*** INPUT MATERIAL ***

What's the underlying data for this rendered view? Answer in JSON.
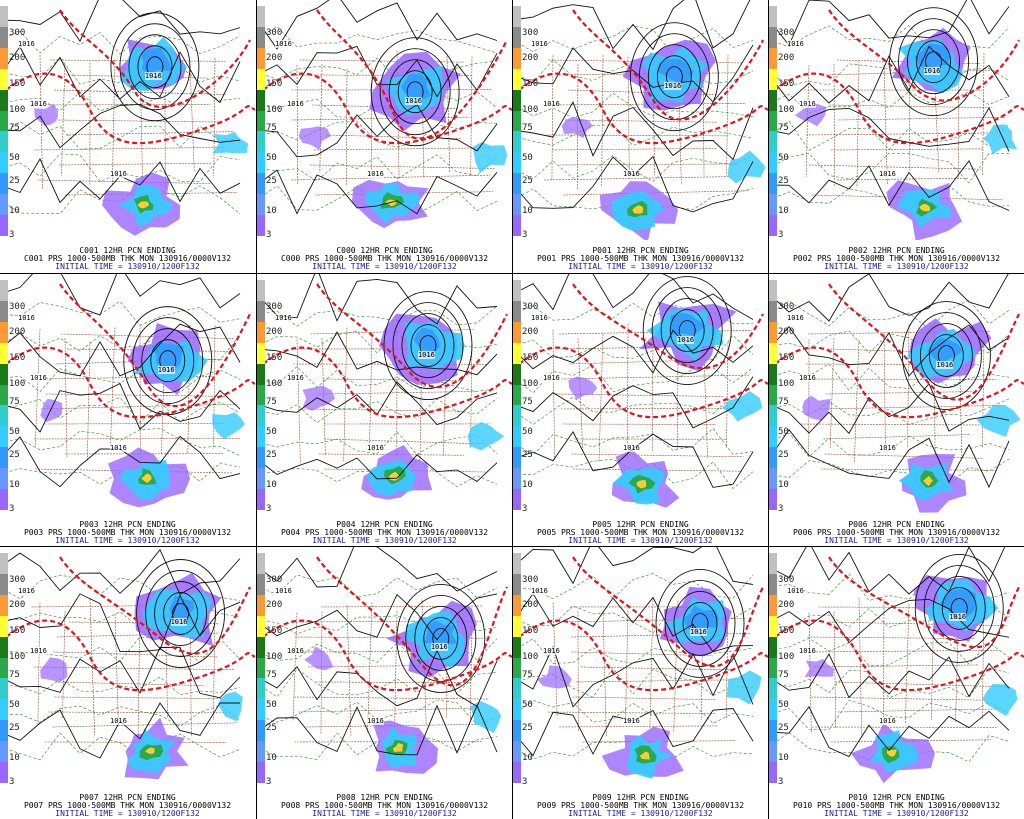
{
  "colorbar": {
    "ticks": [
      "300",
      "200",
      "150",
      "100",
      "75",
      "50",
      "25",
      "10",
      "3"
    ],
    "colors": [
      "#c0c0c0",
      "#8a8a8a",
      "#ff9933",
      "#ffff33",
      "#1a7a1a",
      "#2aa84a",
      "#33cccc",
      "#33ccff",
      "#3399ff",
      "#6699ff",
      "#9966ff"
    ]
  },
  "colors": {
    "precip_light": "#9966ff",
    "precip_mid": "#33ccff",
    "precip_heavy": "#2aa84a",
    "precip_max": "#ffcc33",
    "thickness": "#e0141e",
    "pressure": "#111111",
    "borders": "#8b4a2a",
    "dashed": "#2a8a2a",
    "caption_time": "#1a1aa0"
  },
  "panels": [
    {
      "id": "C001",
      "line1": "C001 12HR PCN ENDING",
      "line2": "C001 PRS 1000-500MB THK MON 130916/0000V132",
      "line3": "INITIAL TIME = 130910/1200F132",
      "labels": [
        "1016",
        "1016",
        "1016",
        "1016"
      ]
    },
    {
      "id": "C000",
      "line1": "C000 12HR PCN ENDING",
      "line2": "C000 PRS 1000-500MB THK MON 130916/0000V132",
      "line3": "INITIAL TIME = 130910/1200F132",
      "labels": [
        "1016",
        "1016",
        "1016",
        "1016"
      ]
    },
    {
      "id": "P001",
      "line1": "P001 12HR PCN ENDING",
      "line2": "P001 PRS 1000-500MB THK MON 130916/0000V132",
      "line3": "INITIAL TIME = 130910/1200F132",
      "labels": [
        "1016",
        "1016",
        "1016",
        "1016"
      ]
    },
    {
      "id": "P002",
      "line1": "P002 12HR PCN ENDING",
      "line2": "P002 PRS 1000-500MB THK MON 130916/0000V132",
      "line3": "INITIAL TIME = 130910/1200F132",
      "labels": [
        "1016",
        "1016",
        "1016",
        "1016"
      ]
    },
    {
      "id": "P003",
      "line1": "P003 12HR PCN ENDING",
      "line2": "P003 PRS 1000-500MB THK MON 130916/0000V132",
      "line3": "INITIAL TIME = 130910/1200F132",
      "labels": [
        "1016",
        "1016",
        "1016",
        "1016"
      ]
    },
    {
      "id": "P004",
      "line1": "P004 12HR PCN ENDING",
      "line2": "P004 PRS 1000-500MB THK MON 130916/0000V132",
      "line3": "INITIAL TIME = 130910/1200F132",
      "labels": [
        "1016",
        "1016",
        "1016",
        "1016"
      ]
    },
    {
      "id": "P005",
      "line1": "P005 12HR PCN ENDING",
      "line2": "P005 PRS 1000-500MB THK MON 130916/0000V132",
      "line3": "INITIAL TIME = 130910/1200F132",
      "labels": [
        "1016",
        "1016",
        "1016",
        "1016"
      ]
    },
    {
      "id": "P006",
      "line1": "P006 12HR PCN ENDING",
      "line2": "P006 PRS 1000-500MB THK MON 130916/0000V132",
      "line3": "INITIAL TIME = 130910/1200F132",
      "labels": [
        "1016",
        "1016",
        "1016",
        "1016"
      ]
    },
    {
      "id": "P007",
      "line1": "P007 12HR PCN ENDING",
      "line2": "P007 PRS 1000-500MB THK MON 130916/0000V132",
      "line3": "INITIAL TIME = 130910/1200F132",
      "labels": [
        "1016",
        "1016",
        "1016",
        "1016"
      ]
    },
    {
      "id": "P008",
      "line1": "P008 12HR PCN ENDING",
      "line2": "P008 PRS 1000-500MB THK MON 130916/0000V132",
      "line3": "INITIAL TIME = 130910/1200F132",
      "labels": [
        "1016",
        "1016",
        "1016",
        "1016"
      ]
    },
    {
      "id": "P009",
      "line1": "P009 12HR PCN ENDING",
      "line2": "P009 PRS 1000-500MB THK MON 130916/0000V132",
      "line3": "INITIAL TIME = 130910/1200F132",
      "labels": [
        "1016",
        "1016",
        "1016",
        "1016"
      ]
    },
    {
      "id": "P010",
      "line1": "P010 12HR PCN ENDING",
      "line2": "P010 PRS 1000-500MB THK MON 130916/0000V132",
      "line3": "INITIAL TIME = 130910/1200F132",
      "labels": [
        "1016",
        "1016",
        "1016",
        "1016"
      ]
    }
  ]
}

***
*** INPUT MATERIAL ***

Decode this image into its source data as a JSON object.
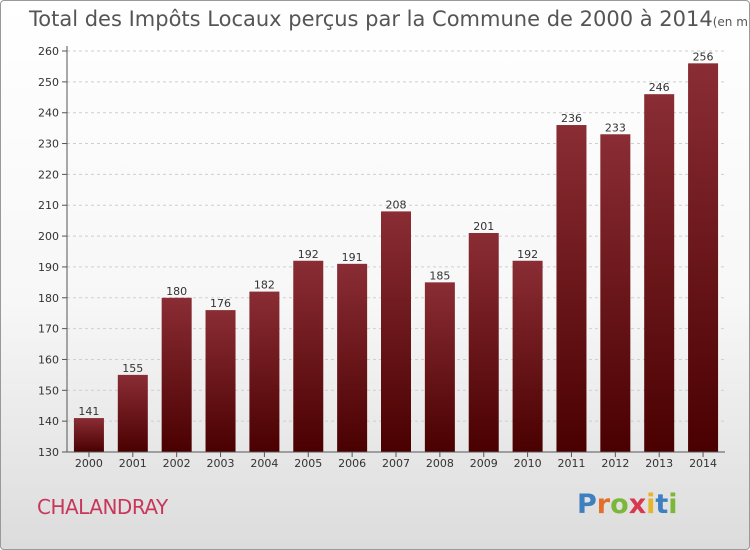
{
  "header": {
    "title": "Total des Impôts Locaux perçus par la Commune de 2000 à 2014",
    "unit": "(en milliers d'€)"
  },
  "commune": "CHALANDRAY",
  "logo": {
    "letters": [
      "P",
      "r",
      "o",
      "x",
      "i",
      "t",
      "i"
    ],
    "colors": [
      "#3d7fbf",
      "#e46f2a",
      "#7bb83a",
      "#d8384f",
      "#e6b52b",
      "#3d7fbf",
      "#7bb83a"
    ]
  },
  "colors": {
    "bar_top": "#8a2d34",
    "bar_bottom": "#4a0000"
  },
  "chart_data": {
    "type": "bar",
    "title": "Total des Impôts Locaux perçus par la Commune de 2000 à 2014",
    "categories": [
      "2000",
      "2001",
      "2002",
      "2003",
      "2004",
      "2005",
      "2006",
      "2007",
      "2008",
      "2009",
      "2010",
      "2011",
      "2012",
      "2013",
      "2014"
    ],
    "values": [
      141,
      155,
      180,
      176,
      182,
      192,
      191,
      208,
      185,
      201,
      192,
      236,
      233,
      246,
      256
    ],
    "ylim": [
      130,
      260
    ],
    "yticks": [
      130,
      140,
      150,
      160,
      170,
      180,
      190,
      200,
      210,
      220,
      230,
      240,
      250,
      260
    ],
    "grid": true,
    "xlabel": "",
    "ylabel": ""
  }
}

***
*** INPUT MATERIAL ***

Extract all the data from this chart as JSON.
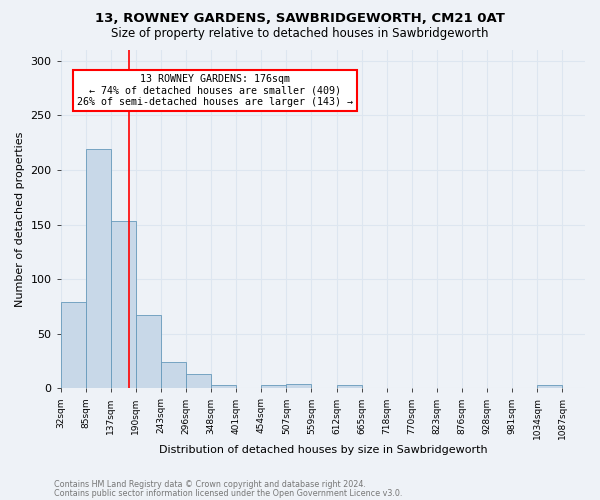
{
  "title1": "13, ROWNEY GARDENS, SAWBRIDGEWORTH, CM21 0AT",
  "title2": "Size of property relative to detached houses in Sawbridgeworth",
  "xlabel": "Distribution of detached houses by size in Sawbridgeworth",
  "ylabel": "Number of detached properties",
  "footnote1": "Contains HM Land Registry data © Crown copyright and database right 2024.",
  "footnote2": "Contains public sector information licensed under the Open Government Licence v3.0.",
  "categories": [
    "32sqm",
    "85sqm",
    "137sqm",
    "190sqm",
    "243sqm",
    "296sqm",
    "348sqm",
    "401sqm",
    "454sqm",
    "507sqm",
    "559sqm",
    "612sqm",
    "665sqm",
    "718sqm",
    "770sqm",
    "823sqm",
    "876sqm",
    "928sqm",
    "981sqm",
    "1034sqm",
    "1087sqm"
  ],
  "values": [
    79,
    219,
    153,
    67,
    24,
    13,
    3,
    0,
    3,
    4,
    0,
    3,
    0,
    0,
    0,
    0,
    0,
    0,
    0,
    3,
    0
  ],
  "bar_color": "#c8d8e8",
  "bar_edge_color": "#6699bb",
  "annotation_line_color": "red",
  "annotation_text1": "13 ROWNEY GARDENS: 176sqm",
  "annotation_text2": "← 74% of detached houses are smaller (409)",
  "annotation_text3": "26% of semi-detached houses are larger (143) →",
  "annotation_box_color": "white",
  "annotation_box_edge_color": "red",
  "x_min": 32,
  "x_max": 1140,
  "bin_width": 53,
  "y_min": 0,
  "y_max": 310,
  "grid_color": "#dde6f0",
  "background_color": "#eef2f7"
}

***

Scan the lines above for "detached", then copy every one that has it.

  "title2": "Size of property relative to detached houses in Sawbridgeworth",
  "xlabel": "Distribution of detached houses by size in Sawbridgeworth",
  "ylabel": "Number of detached properties",
  "annotation_text2": "← 74% of detached houses are smaller (409)",
  "annotation_text3": "26% of semi-detached houses are larger (143) →",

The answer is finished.